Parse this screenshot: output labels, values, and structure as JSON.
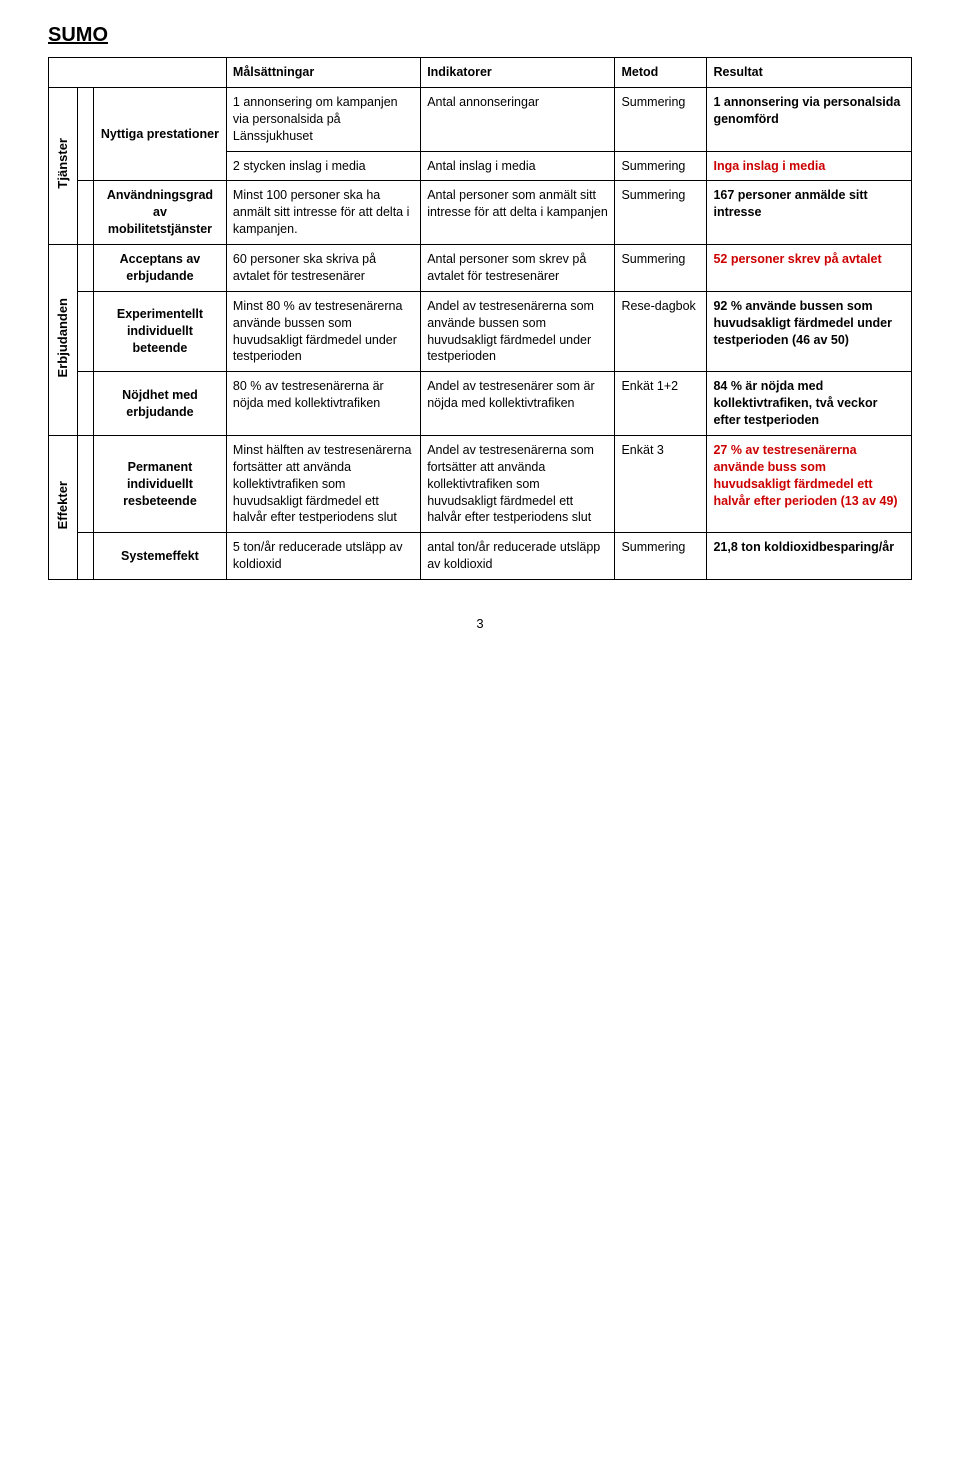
{
  "title": "SUMO",
  "pageNumber": "3",
  "headers": {
    "goals": "Målsättningar",
    "indicators": "Indikatorer",
    "method": "Metod",
    "result": "Resultat"
  },
  "sideLabels": {
    "services": "Tjänster",
    "offers": "Erbjudanden",
    "effects": "Effekter"
  },
  "rows": {
    "nyttiga": {
      "label": "Nyttiga prestationer",
      "r1": {
        "goal": "1 annonsering om kampanjen via personalsida på Länssjukhuset",
        "indicator": "Antal annonseringar",
        "method": "Summering",
        "result": "1 annonsering via personalsida genomförd"
      },
      "r2": {
        "goal": "2 stycken inslag i media",
        "indicator": "Antal inslag i media",
        "method": "Summering",
        "result": "Inga inslag i media"
      }
    },
    "anvandning": {
      "label": "Användningsgrad av mobilitetstjänster",
      "goal": "Minst 100 personer ska ha anmält sitt intresse för att delta i kampanjen.",
      "indicator": "Antal personer som anmält sitt intresse för att delta i kampanjen",
      "method": "Summering",
      "result": "167 personer anmälde sitt intresse"
    },
    "acceptans": {
      "label": "Acceptans av erbjudande",
      "goal": "60 personer ska skriva på avtalet för testresenärer",
      "indicator": "Antal personer som skrev på avtalet för testresenärer",
      "method": "Summering",
      "result": "52 personer skrev på avtalet"
    },
    "experiment": {
      "label": "Experimentellt individuellt beteende",
      "goal": "Minst 80 % av testresenärerna använde bussen som huvudsakligt färdmedel under testperioden",
      "indicator": "Andel av testresenärerna som använde bussen som huvudsakligt färdmedel under testperioden",
      "method": "Rese-dagbok",
      "result": "92 % använde bussen som huvudsakligt färdmedel under testperioden (46 av 50)"
    },
    "nojdhet": {
      "label": "Nöjdhet med erbjudande",
      "goal": "80 % av testresenärerna är nöjda med kollektivtrafiken",
      "indicator": "Andel av testresenärer som är nöjda med kollektivtrafiken",
      "method": "Enkät 1+2",
      "result": "84 % är nöjda med kollektivtrafiken, två veckor efter testperioden"
    },
    "permanent": {
      "label": "Permanent individuellt resbeteende",
      "goal": "Minst hälften av testresenärerna fortsätter att använda kollektivtrafiken som huvudsakligt färdmedel ett halvår efter testperiodens slut",
      "indicator": "Andel av testresenärerna som fortsätter att använda kollektivtrafiken som huvudsakligt färdmedel ett halvår efter testperiodens slut",
      "method": "Enkät 3",
      "result": "27 % av testresenärerna använde buss som huvudsakligt färdmedel ett halvår efter perioden (13 av 49)"
    },
    "system": {
      "label": "Systemeffekt",
      "goal": "5 ton/år reducerade utsläpp av koldioxid",
      "indicator": "antal ton/år reducerade utsläpp av koldioxid",
      "method": "Summering",
      "result": "21,8 ton koldioxidbesparing/år"
    }
  }
}
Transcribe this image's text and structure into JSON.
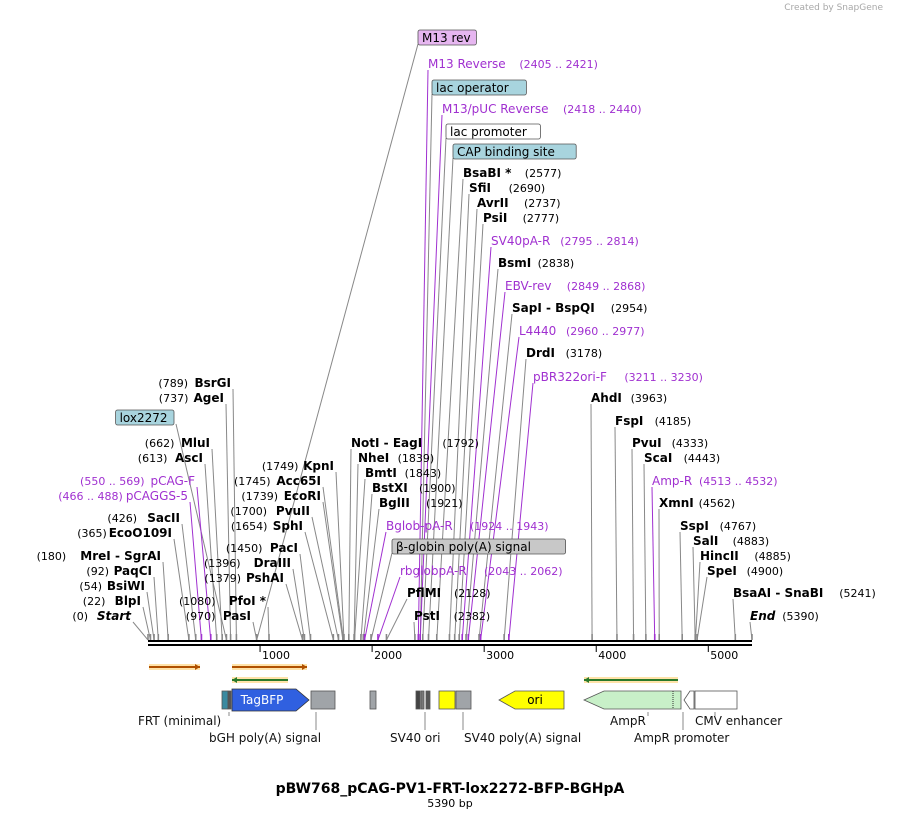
{
  "credit": "Created by SnapGene",
  "title": "pBW768_pCAG-PV1-FRT-lox2272-BFP-BGHpA",
  "subtitle": "5390 bp",
  "ticks": [
    "1000",
    "2000",
    "3000",
    "4000",
    "5000"
  ],
  "top_labels": [
    {
      "name": "M13 rev",
      "boxed": "m13",
      "marker": 970
    },
    {
      "name": "M13 Reverse",
      "range": "(2405 .. 2421)",
      "style": "primer",
      "marker": 2412
    },
    {
      "name": "lac operator",
      "boxed": "blue",
      "marker": 2429
    },
    {
      "name": "M13/pUC Reverse",
      "range": "(2418 .. 2440)",
      "style": "primer",
      "marker": 2429
    },
    {
      "name": "lac promoter",
      "boxed": "white",
      "marker": 2452
    },
    {
      "name": "CAP binding site",
      "boxed": "blue",
      "marker": 2503
    },
    {
      "name": "BsaBI *",
      "pos": "(2577)",
      "style": "enzyme",
      "marker": 2577
    },
    {
      "name": "SfiI",
      "pos": "(2690)",
      "style": "enzyme",
      "marker": 2690
    },
    {
      "name": "AvrII",
      "pos": "(2737)",
      "style": "enzyme",
      "marker": 2737
    },
    {
      "name": "PsiI",
      "pos": "(2777)",
      "style": "enzyme",
      "marker": 2777
    },
    {
      "name": "SV40pA-R",
      "range": "(2795 .. 2814)",
      "style": "primer",
      "marker": 2804
    },
    {
      "name": "BsmI",
      "pos": "(2838)",
      "style": "enzyme",
      "marker": 2838
    },
    {
      "name": "EBV-rev",
      "range": "(2849 .. 2868)",
      "style": "primer",
      "marker": 2858
    },
    {
      "name": "SapI - BspQI",
      "pos": "(2954)",
      "style": "enzyme",
      "marker": 2954
    },
    {
      "name": "L4440",
      "range": "(2960 .. 2977)",
      "style": "primer",
      "marker": 2968
    },
    {
      "name": "DrdI",
      "pos": "(3178)",
      "style": "enzyme",
      "marker": 3178
    },
    {
      "name": "pBR322ori-F",
      "range": "(3211 .. 3230)",
      "style": "primer",
      "marker": 3220
    }
  ],
  "right_labels": [
    {
      "name": "AhdI",
      "pos": "(3963)",
      "style": "enzyme",
      "marker": 3963
    },
    {
      "name": "FspI",
      "pos": "(4185)",
      "style": "enzyme",
      "marker": 4185
    },
    {
      "name": "PvuI",
      "pos": "(4333)",
      "style": "enzyme",
      "marker": 4333
    },
    {
      "name": "ScaI",
      "pos": "(4443)",
      "style": "enzyme",
      "marker": 4443
    },
    {
      "name": "Amp-R",
      "range": "(4513 .. 4532)",
      "style": "primer",
      "marker": 4522
    },
    {
      "name": "XmnI",
      "pos": "(4562)",
      "style": "enzyme",
      "marker": 4562
    },
    {
      "name": "SspI",
      "pos": "(4767)",
      "style": "enzyme",
      "marker": 4767
    },
    {
      "name": "SalI",
      "pos": "(4883)",
      "style": "enzyme",
      "marker": 4883
    },
    {
      "name": "HincII",
      "pos": "(4885)",
      "style": "enzyme",
      "marker": 4885
    },
    {
      "name": "SpeI",
      "pos": "(4900)",
      "style": "enzyme",
      "marker": 4900
    },
    {
      "name": "BsaAI - SnaBI",
      "pos": "(5241)",
      "style": "enzyme",
      "marker": 5241
    },
    {
      "name": "End",
      "pos": "(5390)",
      "style": "enzyme-italic",
      "marker": 5390
    }
  ],
  "left_labels": [
    {
      "name": "BsrGI",
      "pos": "(789)",
      "style": "enzyme",
      "marker": 789
    },
    {
      "name": "AgeI",
      "pos": "(737)",
      "style": "enzyme",
      "marker": 737
    },
    {
      "name": "lox2272",
      "boxed": "blue",
      "marker": 700
    },
    {
      "name": "MluI",
      "pos": "(662)",
      "style": "enzyme",
      "marker": 662
    },
    {
      "name": "AscI",
      "pos": "(613)",
      "style": "enzyme",
      "marker": 613
    },
    {
      "name": "pCAG-F",
      "range": "(550 .. 569)",
      "style": "primer",
      "marker": 560
    },
    {
      "name": "pCAGGS-5",
      "range": "(466 .. 488)",
      "style": "primer",
      "marker": 477
    },
    {
      "name": "SacII",
      "pos": "(426)",
      "style": "enzyme",
      "marker": 426
    },
    {
      "name": "EcoO109I",
      "pos": "(365)",
      "style": "enzyme",
      "marker": 365
    },
    {
      "name": "MreI - SgrAI",
      "pos": "(180)",
      "style": "enzyme",
      "marker": 180
    },
    {
      "name": "PaqCI",
      "pos": "(92)",
      "style": "enzyme",
      "marker": 92
    },
    {
      "name": "BsiWI",
      "pos": "(54)",
      "style": "enzyme",
      "marker": 54
    },
    {
      "name": "BlpI",
      "pos": "(22)",
      "style": "enzyme",
      "marker": 22
    },
    {
      "name": "Start",
      "pos": "(0)",
      "style": "enzyme-italic",
      "marker": 0
    }
  ],
  "mid_left_labels": [
    {
      "name": "KpnI",
      "pos": "(1749)",
      "style": "enzyme",
      "marker": 1749
    },
    {
      "name": "Acc65I",
      "pos": "(1745)",
      "style": "enzyme",
      "marker": 1745
    },
    {
      "name": "EcoRI",
      "pos": "(1739)",
      "style": "enzyme",
      "marker": 1739
    },
    {
      "name": "PvuII",
      "pos": "(1700)",
      "style": "enzyme",
      "marker": 1700
    },
    {
      "name": "SphI",
      "pos": "(1654)",
      "style": "enzyme",
      "marker": 1654
    },
    {
      "name": "PacI",
      "pos": "(1450)",
      "style": "enzyme",
      "marker": 1450
    },
    {
      "name": "DraIII",
      "pos": "(1396)",
      "style": "enzyme",
      "marker": 1396
    },
    {
      "name": "PshAI",
      "pos": "(1379)",
      "style": "enzyme",
      "marker": 1379
    },
    {
      "name": "PfoI *",
      "pos": "(1080)",
      "style": "enzyme",
      "marker": 1080
    },
    {
      "name": "PasI",
      "pos": "(970)",
      "style": "enzyme",
      "marker": 970
    }
  ],
  "mid_labels": [
    {
      "name": "NotI - EagI",
      "pos": "(1792)",
      "style": "enzyme",
      "marker": 1792
    },
    {
      "name": "NheI",
      "pos": "(1839)",
      "style": "enzyme",
      "marker": 1839
    },
    {
      "name": "BmtI",
      "pos": "(1843)",
      "style": "enzyme",
      "marker": 1843
    },
    {
      "name": "BstXI",
      "pos": "(1900)",
      "style": "enzyme",
      "marker": 1900
    },
    {
      "name": "BglII",
      "pos": "(1921)",
      "style": "enzyme",
      "marker": 1921
    },
    {
      "name": "Bglob-pA-R",
      "range": "(1924 .. 1943)",
      "style": "primer",
      "marker": 1933
    },
    {
      "name": "β-globin poly(A) signal",
      "boxed": "gray",
      "marker": 1990
    },
    {
      "name": "rbglobpA-R",
      "range": "(2043 .. 2062)",
      "style": "primer",
      "marker": 2052
    },
    {
      "name": "PflMI",
      "pos": "(2128)",
      "style": "enzyme",
      "marker": 2128
    },
    {
      "name": "PstI",
      "pos": "(2382)",
      "style": "enzyme",
      "marker": 2382
    }
  ],
  "features": [
    {
      "name": "TagBFP",
      "color": "#3060e0",
      "labelColor": "#ffffff"
    },
    {
      "name": "ori",
      "color": "#ffff00",
      "labelColor": "#000000"
    }
  ],
  "bottom_labels": [
    {
      "name": "FRT (minimal)"
    },
    {
      "name": "bGH poly(A) signal"
    },
    {
      "name": "SV40 ori"
    },
    {
      "name": "SV40 poly(A) signal"
    },
    {
      "name": "AmpR"
    },
    {
      "name": "CMV enhancer"
    },
    {
      "name": "AmpR promoter"
    }
  ],
  "colors": {
    "primer": "#a030d0",
    "enzyme": "#000000",
    "line": "#888888",
    "blue_box": "#a8d4de",
    "m13_box": "#e6b6f0",
    "gray_box": "#c8c8c8"
  }
}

◆ EXERCISE DIRECTIONS
Nothing but a number is expected here: the number of lines in the entries that include the word "intresse".

◆ OUTPUT FOR THIS TASK
3